═══ Given records
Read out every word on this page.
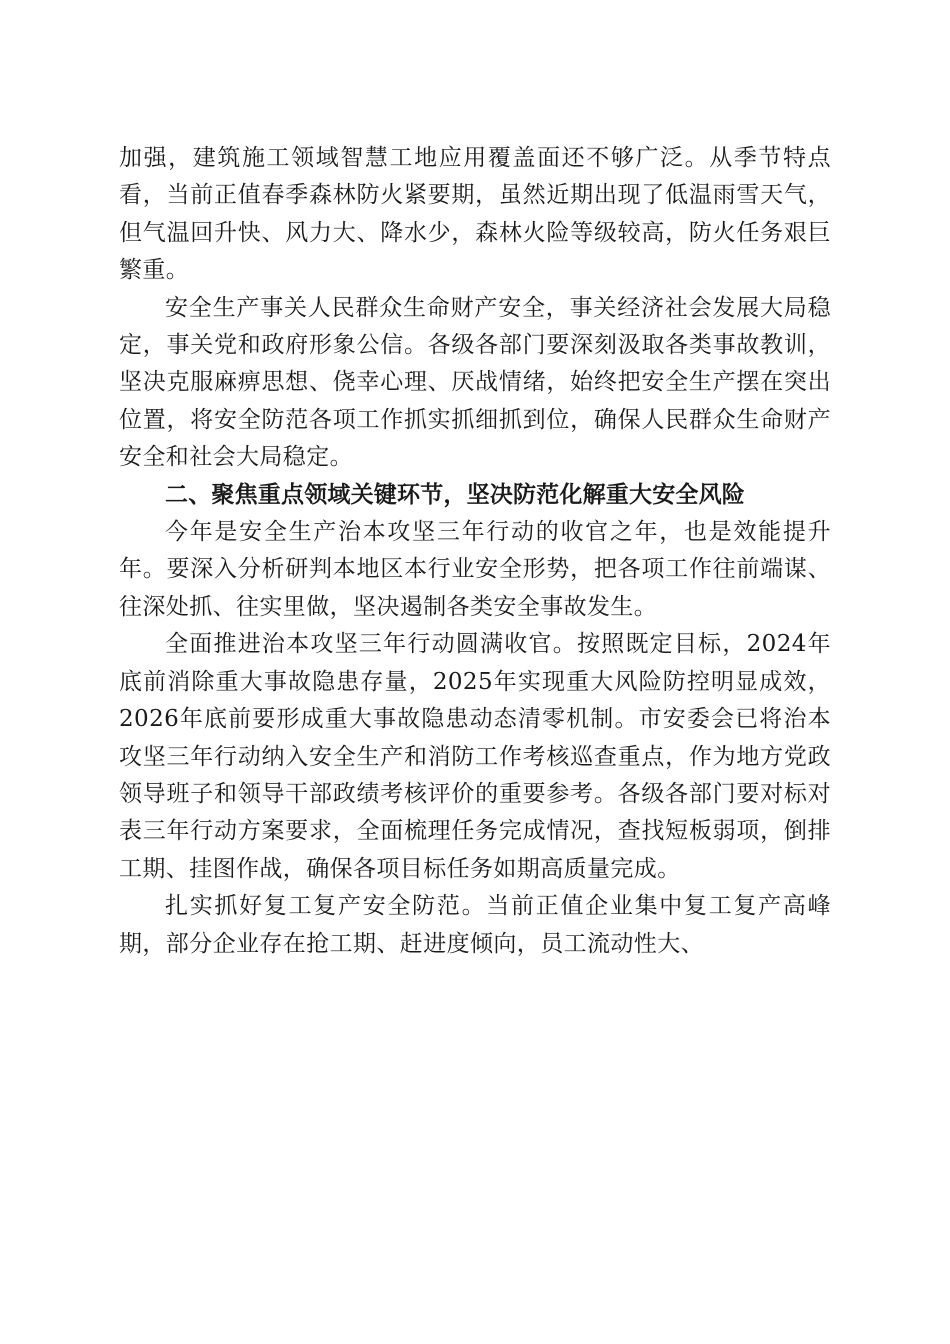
加强，建筑施工领域智慧工地应用覆盖面还不够广泛。从季节特点看，当前正值春季森林防火紧要期，虽然近期出现了低温雨雪天气，但气温回升快、风力大、降水少，森林火险等级较高，防火任务艰巨繁重。

安全生产事关人民群众生命财产安全，事关经济社会发展大局稳定，事关党和政府形象公信。各级各部门要深刻汲取各类事故教训，坚决克服麻痹思想、侥幸心理、厌战情绪，始终把安全生产摆在突出位置，将安全防范各项工作抓实抓细抓到位，确保人民群众生命财产安全和社会大局稳定。

二、聚焦重点领域关键环节，坚决防范化解重大安全风险

今年是安全生产治本攻坚三年行动的收官之年，也是效能提升年。要深入分析研判本地区本行业安全形势，把各项工作往前端谋、往深处抓、往实里做，坚决遏制各类安全事故发生。

全面推进治本攻坚三年行动圆满收官。按照既定目标，2024年底前消除重大事故隐患存量，2025年实现重大风险防控明显成效，2026年底前要形成重大事故隐患动态清零机制。市安委会已将治本攻坚三年行动纳入安全生产和消防工作考核巡查重点，作为地方党政领导班子和领导干部政绩考核评价的重要参考。各级各部门要对标对表三年行动方案要求，全面梳理任务完成情况，查找短板弱项，倒排工期、挂图作战，确保各项目标任务如期高质量完成。

扎实抓好复工复产安全防范。当前正值企业集中复工复产高峰期，部分企业存在抢工期、赶进度倾向，员工流动性大、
══════
Job: Take the records above and transcribe them exactly, dropping every picture.

Right answer:
Read out every word on this page.
加强，建筑施工领域智慧工地应用覆盖面还不够广泛。从季节特点看，当前正值春季森林防火紧要期，虽然近期出现了低温雨雪天气，但气温回升快、风力大、降水少，森林火险等级较高，防火任务艰巨繁重。

安全生产事关人民群众生命财产安全，事关经济社会发展大局稳定，事关党和政府形象公信。各级各部门要深刻汲取各类事故教训，坚决克服麻痹思想、侥幸心理、厌战情绪，始终把安全生产摆在突出位置，将安全防范各项工作抓实抓细抓到位，确保人民群众生命财产安全和社会大局稳定。

二、聚焦重点领域关键环节，坚决防范化解重大安全风险

今年是安全生产治本攻坚三年行动的收官之年，也是效能提升年。要深入分析研判本地区本行业安全形势，把各项工作往前端谋、往深处抓、往实里做，坚决遏制各类安全事故发生。

全面推进治本攻坚三年行动圆满收官。按照既定目标，2024年底前消除重大事故隐患存量，2025年实现重大风险防控明显成效，2026年底前要形成重大事故隐患动态清零机制。市安委会已将治本攻坚三年行动纳入安全生产和消防工作考核巡查重点，作为地方党政领导班子和领导干部政绩考核评价的重要参考。各级各部门要对标对表三年行动方案要求，全面梳理任务完成情况，查找短板弱项，倒排工期、挂图作战，确保各项目标任务如期高质量完成。

扎实抓好复工复产安全防范。当前正值企业集中复工复产高峰期，部分企业存在抢工期、赶进度倾向，员工流动性大、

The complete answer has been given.